BEGIN RECORDS TO PROCESS

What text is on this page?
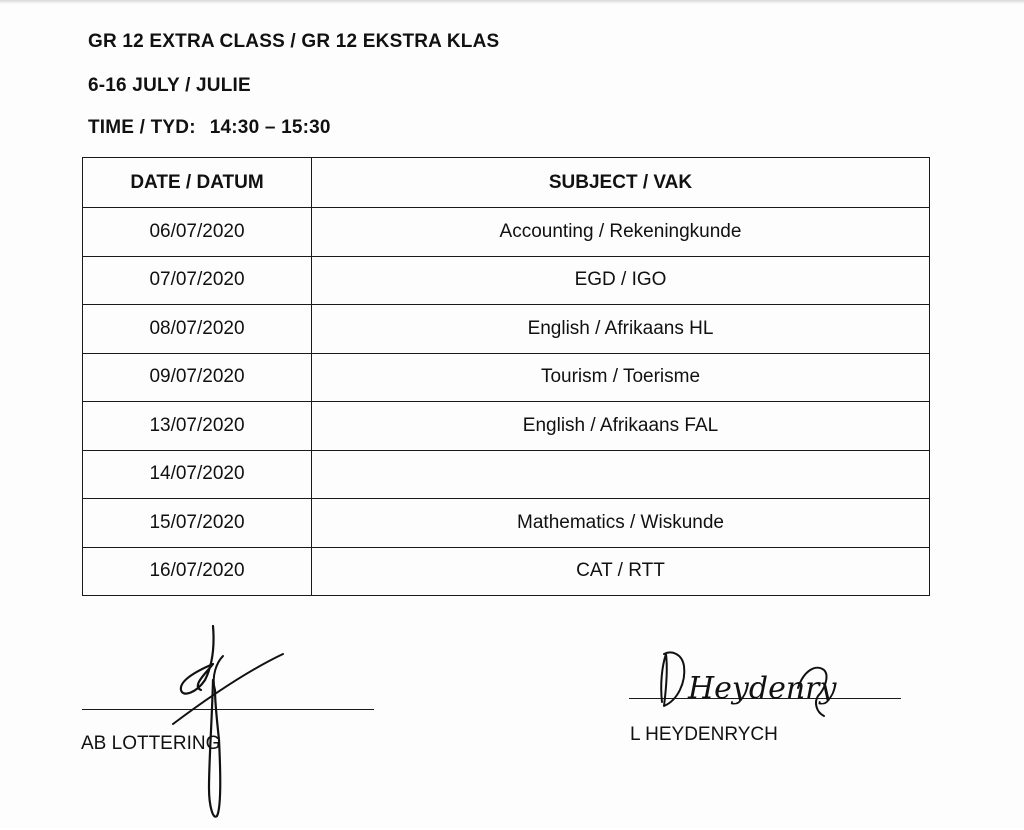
GR 12 EXTRA CLASS / GR 12 EKSTRA KLAS
6-16 JULY / JULIE
TIME / TYD: 14:30 – 15:30
DATE / DATUM	SUBJECT / VAK
06/07/2020	Accounting / Rekeningkunde
07/07/2020	EGD / IGO
08/07/2020	English / Afrikaans HL
09/07/2020	Tourism / Toerisme
13/07/2020	English / Afrikaans FAL
14/07/2020	
15/07/2020	Mathematics / Wiskunde
16/07/2020	CAT / RTT
AB LOTTERING	L HEYDENRYCH
Heydenry
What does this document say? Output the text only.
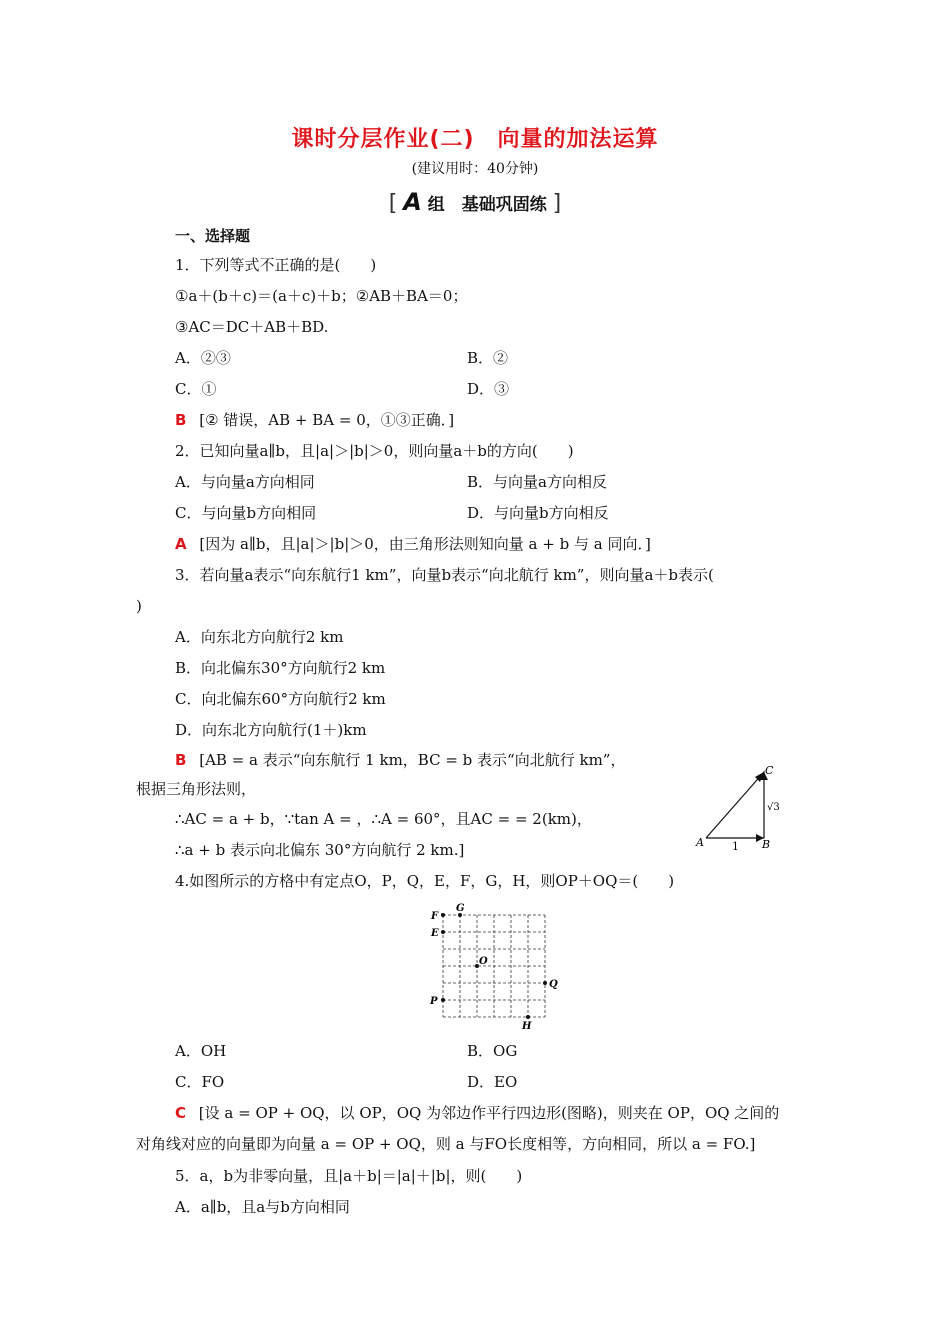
课时分层作业(二)　向量的加法运算
(建议用时：40分钟)
[ A 组　基础巩固练 ]
一、选择题
1．下列等式不正确的是(　　)
①a＋(b＋c)＝(a＋c)＋b；②AB＋BA＝0；
③AC＝DC＋AB＋BD.
A．②③	B．②
C．①	D．③
B [② 错误，AB + BA = 0，①③正确．]
2．已知向量a∥b，且|a|＞|b|＞0，则向量a＋b的方向(　　)
A．与向量a方向相同	B．与向量a方向相反
C．与向量b方向相同	D．与向量b方向相反
A [因为 a∥b，且|a|＞|b|＞0，由三角形法则知向量 a + b 与 a 同向．]
3．若向量a表示“向东航行1 km”，向量b表示“向北航行 km”，则向量a＋b表示(
)
A．向东北方向航行2 km
B．向北偏东30°方向航行2 km
C．向北偏东60°方向航行2 km
D．向东北方向航行(1＋)km
B [AB = a 表示“向东航行 1 km，BC = b 表示“向北航行 km”，
根据三角形法则，
∴AC = a + b，∵tan A = ，∴A = 60°，且AC = = 2(km)，
∴a + b 表示向北偏东 30°方向航行 2 km.]	A	B
C
1
√3
4.如图所示的方格中有定点O，P，Q，E，F，G，H，则OP＋OQ＝(　　)
F
G
E
O
Q
P
H
A．OH	B．OG
C．FO	D．EO
C [设 a = OP + OQ，以 OP，OQ 为邻边作平行四边形(图略)，则夹在 OP，OQ 之间的
对角线对应的向量即为向量 a = OP + OQ，则 a 与FO长度相等，方向相同，所以 a = FO.]
5．a，b为非零向量，且|a＋b|＝|a|＋|b|，则(　　)
A．a∥b，且a与b方向相同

END RECORDS TO PROCESS

Repeat each record exactly, with the pictures left out.

SOLUTION FOR THIS TASK =>
What text is on this page?
GR 12 EXTRA CLASS / GR 12 EKSTRA KLAS
6-16 JULY / JULIE
TIME / TYD: 14:30 – 15:30
DATE / DATUM	SUBJECT / VAK
06/07/2020	Accounting / Rekeningkunde
07/07/2020	EGD / IGO
08/07/2020	English / Afrikaans HL
09/07/2020	Tourism / Toerisme
13/07/2020	English / Afrikaans FAL
14/07/2020	
15/07/2020	Mathematics / Wiskunde
16/07/2020	CAT / RTT
AB LOTTERING	L HEYDENRYCH
Heydenry
What does this document say? Output the text only.
课时分层作业(二)　向量的加法运算
(建议用时：40分钟)
[ A 组　基础巩固练 ]
一、选择题
1．下列等式不正确的是(　　)
①a＋(b＋c)＝(a＋c)＋b；②AB＋BA＝0；
③AC＝DC＋AB＋BD.
A．②③	B．②
C．①	D．③
B [② 错误，AB + BA = 0，①③正确．]
2．已知向量a∥b，且|a|＞|b|＞0，则向量a＋b的方向(　　)
A．与向量a方向相同	B．与向量a方向相反
C．与向量b方向相同	D．与向量b方向相反
A [因为 a∥b，且|a|＞|b|＞0，由三角形法则知向量 a + b 与 a 同向．]
3．若向量a表示“向东航行1 km”，向量b表示“向北航行 km”，则向量a＋b表示(
)
A．向东北方向航行2 km
B．向北偏东30°方向航行2 km
C．向北偏东60°方向航行2 km
D．向东北方向航行(1＋)km
B [AB = a 表示“向东航行 1 km，BC = b 表示“向北航行 km”，
根据三角形法则，
∴AC = a + b，∵tan A = ，∴A = 60°，且AC = = 2(km)，
∴a + b 表示向北偏东 30°方向航行 2 km.]	A	B
C
1
√3
4.如图所示的方格中有定点O，P，Q，E，F，G，H，则OP＋OQ＝(　　)
F
G
E
O
Q
P
H
A．OH	B．OG
C．FO	D．EO
C [设 a = OP + OQ，以 OP，OQ 为邻边作平行四边形(图略)，则夹在 OP，OQ 之间的
对角线对应的向量即为向量 a = OP + OQ，则 a 与FO长度相等，方向相同，所以 a = FO.]
5．a，b为非零向量，且|a＋b|＝|a|＋|b|，则(　　)
A．a∥b，且a与b方向相同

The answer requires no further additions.